━━ Excerpted records ━━
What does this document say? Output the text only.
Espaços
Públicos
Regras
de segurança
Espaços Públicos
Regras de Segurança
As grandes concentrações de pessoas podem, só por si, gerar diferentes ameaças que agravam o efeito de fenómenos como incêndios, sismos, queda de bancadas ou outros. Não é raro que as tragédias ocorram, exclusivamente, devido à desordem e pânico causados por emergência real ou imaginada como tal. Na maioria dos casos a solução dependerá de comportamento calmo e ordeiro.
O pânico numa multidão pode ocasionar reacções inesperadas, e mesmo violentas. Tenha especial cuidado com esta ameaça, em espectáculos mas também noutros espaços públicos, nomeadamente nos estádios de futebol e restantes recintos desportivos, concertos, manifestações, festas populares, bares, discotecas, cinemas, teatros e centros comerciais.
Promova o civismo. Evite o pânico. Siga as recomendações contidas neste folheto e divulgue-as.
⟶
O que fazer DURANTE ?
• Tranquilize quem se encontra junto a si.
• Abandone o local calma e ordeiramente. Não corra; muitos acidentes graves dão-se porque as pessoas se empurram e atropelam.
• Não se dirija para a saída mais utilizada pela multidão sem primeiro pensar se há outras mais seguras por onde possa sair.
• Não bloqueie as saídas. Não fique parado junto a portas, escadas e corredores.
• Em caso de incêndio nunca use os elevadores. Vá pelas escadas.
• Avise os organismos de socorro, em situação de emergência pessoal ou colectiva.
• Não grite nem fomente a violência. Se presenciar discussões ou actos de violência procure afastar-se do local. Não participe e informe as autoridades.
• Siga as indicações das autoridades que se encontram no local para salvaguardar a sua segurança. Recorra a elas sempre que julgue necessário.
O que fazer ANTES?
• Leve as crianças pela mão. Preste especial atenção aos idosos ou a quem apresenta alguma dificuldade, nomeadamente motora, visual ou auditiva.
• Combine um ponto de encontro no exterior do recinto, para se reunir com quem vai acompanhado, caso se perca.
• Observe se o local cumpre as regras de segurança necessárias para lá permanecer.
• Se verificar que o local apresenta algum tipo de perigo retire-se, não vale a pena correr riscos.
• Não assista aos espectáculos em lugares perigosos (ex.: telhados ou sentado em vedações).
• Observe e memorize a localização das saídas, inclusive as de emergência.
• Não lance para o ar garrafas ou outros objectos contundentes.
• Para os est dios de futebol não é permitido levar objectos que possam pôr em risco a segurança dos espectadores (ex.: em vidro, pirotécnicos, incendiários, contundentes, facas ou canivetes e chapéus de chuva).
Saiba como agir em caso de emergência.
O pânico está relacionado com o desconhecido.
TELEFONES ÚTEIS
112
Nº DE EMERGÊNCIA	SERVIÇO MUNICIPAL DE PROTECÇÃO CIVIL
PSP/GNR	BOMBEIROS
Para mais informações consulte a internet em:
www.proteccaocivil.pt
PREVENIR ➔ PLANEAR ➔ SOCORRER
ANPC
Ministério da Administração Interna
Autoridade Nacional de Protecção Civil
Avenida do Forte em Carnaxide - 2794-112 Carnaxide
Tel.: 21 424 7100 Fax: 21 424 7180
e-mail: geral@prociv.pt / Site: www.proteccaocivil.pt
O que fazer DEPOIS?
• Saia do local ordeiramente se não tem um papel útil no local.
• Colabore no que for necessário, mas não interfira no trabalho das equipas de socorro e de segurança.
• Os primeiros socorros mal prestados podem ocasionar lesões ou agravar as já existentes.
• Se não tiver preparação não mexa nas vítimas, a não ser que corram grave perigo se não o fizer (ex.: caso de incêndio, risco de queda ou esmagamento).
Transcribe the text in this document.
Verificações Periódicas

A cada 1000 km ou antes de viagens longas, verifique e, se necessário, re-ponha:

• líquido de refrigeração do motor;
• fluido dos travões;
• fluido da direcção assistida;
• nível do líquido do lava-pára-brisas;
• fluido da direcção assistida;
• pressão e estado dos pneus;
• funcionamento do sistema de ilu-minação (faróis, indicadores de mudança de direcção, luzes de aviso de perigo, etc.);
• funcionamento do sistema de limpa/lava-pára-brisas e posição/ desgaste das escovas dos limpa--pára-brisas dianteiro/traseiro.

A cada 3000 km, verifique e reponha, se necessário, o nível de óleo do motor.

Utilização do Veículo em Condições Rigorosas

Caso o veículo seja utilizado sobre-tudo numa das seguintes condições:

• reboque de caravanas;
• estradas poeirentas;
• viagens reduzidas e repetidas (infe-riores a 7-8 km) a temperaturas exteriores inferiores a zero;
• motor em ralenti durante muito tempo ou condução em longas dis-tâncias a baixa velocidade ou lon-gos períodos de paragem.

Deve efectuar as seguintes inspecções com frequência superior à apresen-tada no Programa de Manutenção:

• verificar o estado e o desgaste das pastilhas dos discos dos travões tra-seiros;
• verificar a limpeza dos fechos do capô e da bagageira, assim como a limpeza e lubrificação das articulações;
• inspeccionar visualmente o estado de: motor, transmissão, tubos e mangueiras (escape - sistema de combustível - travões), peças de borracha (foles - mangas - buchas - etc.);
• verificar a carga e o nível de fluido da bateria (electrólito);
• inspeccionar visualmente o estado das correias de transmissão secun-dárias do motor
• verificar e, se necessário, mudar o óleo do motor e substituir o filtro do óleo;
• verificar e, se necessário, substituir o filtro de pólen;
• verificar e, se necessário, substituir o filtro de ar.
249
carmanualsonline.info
━━━
Given instruction
Set down the entries above again, word for word.

Answer to the problem
What does this document say? Output the text only.
Espaços
Públicos
Regras
de segurança
Espaços Públicos
Regras de Segurança
As grandes concentrações de pessoas podem, só por si, gerar diferentes ameaças que agravam o efeito de fenómenos como incêndios, sismos, queda de bancadas ou outros. Não é raro que as tragédias ocorram, exclusivamente, devido à desordem e pânico causados por emergência real ou imaginada como tal. Na maioria dos casos a solução dependerá de comportamento calmo e ordeiro.
O pânico numa multidão pode ocasionar reacções inesperadas, e mesmo violentas. Tenha especial cuidado com esta ameaça, em espectáculos mas também noutros espaços públicos, nomeadamente nos estádios de futebol e restantes recintos desportivos, concertos, manifestações, festas populares, bares, discotecas, cinemas, teatros e centros comerciais.
Promova o civismo. Evite o pânico. Siga as recomendações contidas neste folheto e divulgue-as.
⟶
O que fazer DURANTE ?
• Tranquilize quem se encontra junto a si.
• Abandone o local calma e ordeiramente. Não corra; muitos acidentes graves dão-se porque as pessoas se empurram e atropelam.
• Não se dirija para a saída mais utilizada pela multidão sem primeiro pensar se há outras mais seguras por onde possa sair.
• Não bloqueie as saídas. Não fique parado junto a portas, escadas e corredores.
• Em caso de incêndio nunca use os elevadores. Vá pelas escadas.
• Avise os organismos de socorro, em situação de emergência pessoal ou colectiva.
• Não grite nem fomente a violência. Se presenciar discussões ou actos de violência procure afastar-se do local. Não participe e informe as autoridades.
• Siga as indicações das autoridades que se encontram no local para salvaguardar a sua segurança. Recorra a elas sempre que julgue necessário.
O que fazer ANTES?
• Leve as crianças pela mão. Preste especial atenção aos idosos ou a quem apresenta alguma dificuldade, nomeadamente motora, visual ou auditiva.
• Combine um ponto de encontro no exterior do recinto, para se reunir com quem vai acompanhado, caso se perca.
• Observe se o local cumpre as regras de segurança necessárias para lá permanecer.
• Se verificar que o local apresenta algum tipo de perigo retire-se, não vale a pena correr riscos.
• Não assista aos espectáculos em lugares perigosos (ex.: telhados ou sentado em vedações).
• Observe e memorize a localização das saídas, inclusive as de emergência.
• Não lance para o ar garrafas ou outros objectos contundentes.
• Para os est dios de futebol não é permitido levar objectos que possam pôr em risco a segurança dos espectadores (ex.: em vidro, pirotécnicos, incendiários, contundentes, facas ou canivetes e chapéus de chuva).
Saiba como agir em caso de emergência.
O pânico está relacionado com o desconhecido.
TELEFONES ÚTEIS
112
Nº DE EMERGÊNCIA	SERVIÇO MUNICIPAL DE PROTECÇÃO CIVIL
PSP/GNR	BOMBEIROS
Para mais informações consulte a internet em:
www.proteccaocivil.pt
PREVENIR ➔ PLANEAR ➔ SOCORRER
ANPC
Ministério da Administração Interna
Autoridade Nacional de Protecção Civil
Avenida do Forte em Carnaxide - 2794-112 Carnaxide
Tel.: 21 424 7100 Fax: 21 424 7180
e-mail: geral@prociv.pt / Site: www.proteccaocivil.pt
O que fazer DEPOIS?
• Saia do local ordeiramente se não tem um papel útil no local.
• Colabore no que for necessário, mas não interfira no trabalho das equipas de socorro e de segurança.
• Os primeiros socorros mal prestados podem ocasionar lesões ou agravar as já existentes.
• Se não tiver preparação não mexa nas vítimas, a não ser que corram grave perigo se não o fizer (ex.: caso de incêndio, risco de queda ou esmagamento).
Transcribe the text in this document.
Verificações Periódicas

A cada 1000 km ou antes de viagens longas, verifique e, se necessário, re-ponha:

• líquido de refrigeração do motor;
• fluido dos travões;
• fluido da direcção assistida;
• nível do líquido do lava-pára-brisas;
• fluido da direcção assistida;
• pressão e estado dos pneus;
• funcionamento do sistema de ilu-minação (faróis, indicadores de mudança de direcção, luzes de aviso de perigo, etc.);
• funcionamento do sistema de limpa/lava-pára-brisas e posição/ desgaste das escovas dos limpa--pára-brisas dianteiro/traseiro.

A cada 3000 km, verifique e reponha, se necessário, o nível de óleo do motor.

Utilização do Veículo em Condições Rigorosas

Caso o veículo seja utilizado sobre-tudo numa das seguintes condições:

• reboque de caravanas;
• estradas poeirentas;
• viagens reduzidas e repetidas (infe-riores a 7-8 km) a temperaturas exteriores inferiores a zero;
• motor em ralenti durante muito tempo ou condução em longas dis-tâncias a baixa velocidade ou lon-gos períodos de paragem.

Deve efectuar as seguintes inspecções com frequência superior à apresen-tada no Programa de Manutenção:

• verificar o estado e o desgaste das pastilhas dos discos dos travões tra-seiros;
• verificar a limpeza dos fechos do capô e da bagageira, assim como a limpeza e lubrificação das articulações;
• inspeccionar visualmente o estado de: motor, transmissão, tubos e mangueiras (escape - sistema de combustível - travões), peças de borracha (foles - mangas - buchas - etc.);
• verificar a carga e o nível de fluido da bateria (electrólito);
• inspeccionar visualmente o estado das correias de transmissão secun-dárias do motor
• verificar e, se necessário, mudar o óleo do motor e substituir o filtro do óleo;
• verificar e, se necessário, substituir o filtro de pólen;
• verificar e, se necessário, substituir o filtro de ar.
249
carmanualsonline.info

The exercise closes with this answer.